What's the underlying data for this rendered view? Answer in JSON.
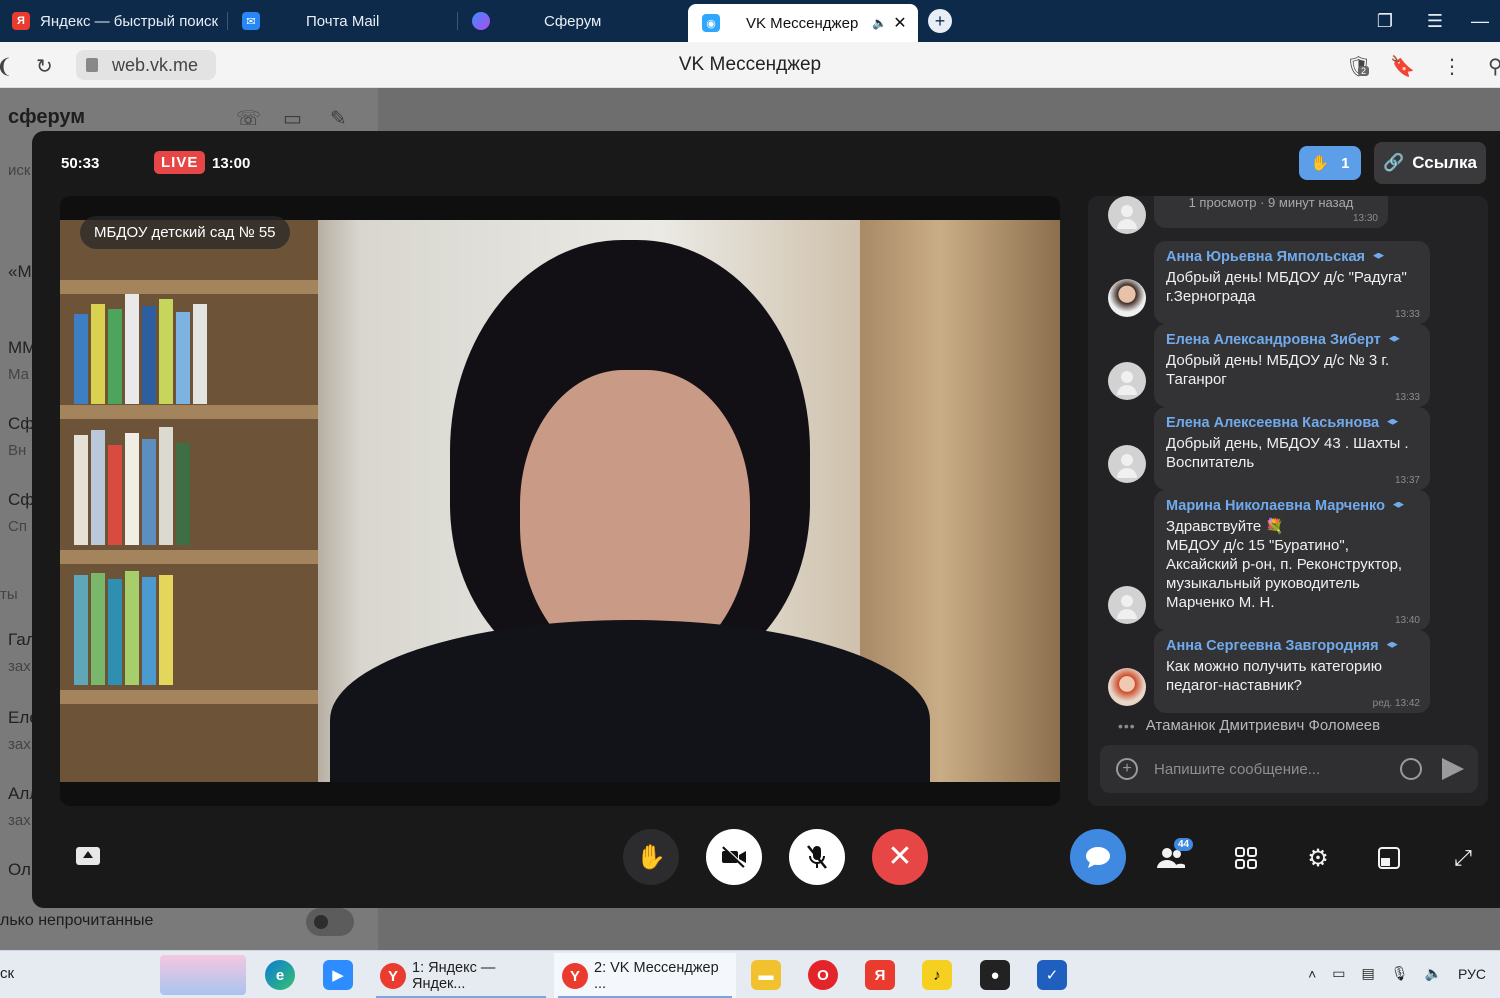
{
  "browser": {
    "tabs": [
      {
        "label": "Яндекс — быстрый поиск",
        "icon": "yandex-icon",
        "color": "#e93c2f"
      },
      {
        "label": "Почта Mail",
        "icon": "mail-icon",
        "color": "#2787f5"
      },
      {
        "label": "Сферум",
        "icon": "sferum-icon",
        "color": "#7a4ef0"
      },
      {
        "label": "VK Мессенджер",
        "icon": "vk-messenger-icon",
        "color": "#2ea7ff"
      }
    ],
    "url": "web.vk.me",
    "page_title": "VK Мессенджер",
    "bookmark_badge": "2"
  },
  "underlay": {
    "channel_title": "сферум",
    "search_hint": "иск",
    "items": [
      "«М",
      "ММ",
      "Ма",
      "Сф",
      "Вн",
      "Сф",
      "Сп",
      "ты",
      "Гал",
      "зах",
      "Еле",
      "зах",
      "Алл",
      "зах",
      "Оль"
    ],
    "unread_label": "лько непрочитанные"
  },
  "call": {
    "duration": "50:33",
    "live_label": "LIVE",
    "live_time": "13:00",
    "raised_hands": "1",
    "link_label": "Ссылка",
    "speaker_name": "МБДОУ детский сад № 55"
  },
  "chat": {
    "partial_message": {
      "text": "1 просмотр · 9 минут назад",
      "time": "13:30"
    },
    "messages": [
      {
        "author": "Анна Юрьевна Ямпольская",
        "text": "Добрый день! МБДОУ д/с \"Радуга\" г.Зернограда",
        "time": "13:33",
        "avatar": "photo"
      },
      {
        "author": "Елена Александровна Зиберт",
        "text": "Добрый день! МБДОУ  д/с № 3 г. Таганрог",
        "time": "13:33",
        "avatar": "default"
      },
      {
        "author": "Елена Алексеевна Касьянова",
        "text": "Добрый день, МБДОУ 43 . Шахты . Воспитатель",
        "time": "13:37",
        "avatar": "default"
      },
      {
        "author": "Марина Николаевна Марченко",
        "text": "Здравствуйте 💐\nМБДОУ д/с 15 \"Буратино\",\nАксайский р-он, п. Реконструктор,\nмузыкальный руководитель\nМарченко М. Н.",
        "time": "13:40",
        "avatar": "default"
      },
      {
        "author": "Анна Сергеевна Завгородняя",
        "text": "Как можно получить категорию педагог-наставник?",
        "time": "ред.  13:42",
        "avatar": "photo"
      }
    ],
    "typing_user": "Атаманюк Дмитриевич Фоломеев",
    "typing_dots": "•••",
    "compose_placeholder": "Напишите сообщение..."
  },
  "controls": {
    "participants_count": "44",
    "buttons": [
      "share-screen",
      "raise-hand",
      "camera-off",
      "mic-off",
      "end-call",
      "chat",
      "participants",
      "grid",
      "settings",
      "layout",
      "fullscreen"
    ]
  },
  "taskbar": {
    "search_text": "ск",
    "tasks": [
      {
        "label": "1: Яндекс — Яндек..."
      },
      {
        "label": "2: VK Мессенджер ..."
      }
    ],
    "language": "РУС"
  }
}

_ _ _ _ _

- [Task objective]: Copy every line of the data exactly as written, excluding the pictures.

- [Answer for this exercise]:
What's the underlying data for this rendered view? Answer in JSON.
{
  "browser": {
    "tabs": [
      {
        "label": "Яндекс — быстрый поиск",
        "icon": "yandex-icon",
        "color": "#e93c2f"
      },
      {
        "label": "Почта Mail",
        "icon": "mail-icon",
        "color": "#2787f5"
      },
      {
        "label": "Сферум",
        "icon": "sferum-icon",
        "color": "#7a4ef0"
      },
      {
        "label": "VK Мессенджер",
        "icon": "vk-messenger-icon",
        "color": "#2ea7ff"
      }
    ],
    "url": "web.vk.me",
    "page_title": "VK Мессенджер",
    "bookmark_badge": "2"
  },
  "underlay": {
    "channel_title": "сферум",
    "search_hint": "иск",
    "items": [
      "«М",
      "ММ",
      "Ма",
      "Сф",
      "Вн",
      "Сф",
      "Сп",
      "ты",
      "Гал",
      "зах",
      "Еле",
      "зах",
      "Алл",
      "зах",
      "Оль"
    ],
    "unread_label": "лько непрочитанные"
  },
  "call": {
    "duration": "50:33",
    "live_label": "LIVE",
    "live_time": "13:00",
    "raised_hands": "1",
    "link_label": "Ссылка",
    "speaker_name": "МБДОУ детский сад № 55"
  },
  "chat": {
    "partial_message": {
      "text": "1 просмотр · 9 минут назад",
      "time": "13:30"
    },
    "messages": [
      {
        "author": "Анна Юрьевна Ямпольская",
        "text": "Добрый день! МБДОУ д/с \"Радуга\" г.Зернограда",
        "time": "13:33",
        "avatar": "photo"
      },
      {
        "author": "Елена Александровна Зиберт",
        "text": "Добрый день! МБДОУ  д/с № 3 г. Таганрог",
        "time": "13:33",
        "avatar": "default"
      },
      {
        "author": "Елена Алексеевна Касьянова",
        "text": "Добрый день, МБДОУ 43 . Шахты . Воспитатель",
        "time": "13:37",
        "avatar": "default"
      },
      {
        "author": "Марина Николаевна Марченко",
        "text": "Здравствуйте 💐\nМБДОУ д/с 15 \"Буратино\",\nАксайский р-он, п. Реконструктор,\nмузыкальный руководитель\nМарченко М. Н.",
        "time": "13:40",
        "avatar": "default"
      },
      {
        "author": "Анна Сергеевна Завгородняя",
        "text": "Как можно получить категорию педагог-наставник?",
        "time": "ред.  13:42",
        "avatar": "photo"
      }
    ],
    "typing_user": "Атаманюк Дмитриевич Фоломеев",
    "typing_dots": "•••",
    "compose_placeholder": "Напишите сообщение..."
  },
  "controls": {
    "participants_count": "44",
    "buttons": [
      "share-screen",
      "raise-hand",
      "camera-off",
      "mic-off",
      "end-call",
      "chat",
      "participants",
      "grid",
      "settings",
      "layout",
      "fullscreen"
    ]
  },
  "taskbar": {
    "search_text": "ск",
    "tasks": [
      {
        "label": "1: Яндекс — Яндек..."
      },
      {
        "label": "2: VK Мессенджер ..."
      }
    ],
    "language": "РУС"
  }
}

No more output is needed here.